**MATERIAL PROVIDED:**
'''

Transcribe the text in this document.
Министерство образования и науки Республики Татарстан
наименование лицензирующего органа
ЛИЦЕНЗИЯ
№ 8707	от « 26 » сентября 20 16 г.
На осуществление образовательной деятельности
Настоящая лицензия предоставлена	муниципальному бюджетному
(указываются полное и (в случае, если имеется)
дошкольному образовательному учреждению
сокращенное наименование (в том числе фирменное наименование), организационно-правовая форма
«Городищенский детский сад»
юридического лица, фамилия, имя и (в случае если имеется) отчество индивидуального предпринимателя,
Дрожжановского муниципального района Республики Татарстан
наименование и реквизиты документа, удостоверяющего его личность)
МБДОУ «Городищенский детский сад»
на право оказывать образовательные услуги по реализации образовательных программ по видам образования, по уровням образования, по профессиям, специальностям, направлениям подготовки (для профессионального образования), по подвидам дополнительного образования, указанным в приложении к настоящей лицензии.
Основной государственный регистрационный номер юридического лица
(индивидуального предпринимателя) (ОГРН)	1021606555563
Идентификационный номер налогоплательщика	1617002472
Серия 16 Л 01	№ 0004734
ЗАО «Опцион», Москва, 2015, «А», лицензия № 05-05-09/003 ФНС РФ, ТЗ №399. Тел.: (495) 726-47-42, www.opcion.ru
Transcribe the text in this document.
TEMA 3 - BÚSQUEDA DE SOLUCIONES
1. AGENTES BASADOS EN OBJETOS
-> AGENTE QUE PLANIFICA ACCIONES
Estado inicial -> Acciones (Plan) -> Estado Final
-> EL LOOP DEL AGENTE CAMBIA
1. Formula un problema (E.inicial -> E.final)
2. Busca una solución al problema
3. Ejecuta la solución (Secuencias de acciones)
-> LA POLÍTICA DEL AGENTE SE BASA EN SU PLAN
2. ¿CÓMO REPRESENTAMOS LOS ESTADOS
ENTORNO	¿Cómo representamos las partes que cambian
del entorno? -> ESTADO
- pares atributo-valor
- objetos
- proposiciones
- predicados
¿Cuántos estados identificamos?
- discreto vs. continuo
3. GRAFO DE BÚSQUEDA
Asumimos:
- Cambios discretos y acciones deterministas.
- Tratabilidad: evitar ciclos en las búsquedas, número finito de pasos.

'''

**THE REQUEST:** Locate the word "имеется" in the entries, and copy every line where it is found.

**RESPONSE TO THE TASK:**
(указываются полное и (в случае, если имеется)
юридического лица, фамилия, имя и (в случае если имеется) отчество индивидуального предпринимателя,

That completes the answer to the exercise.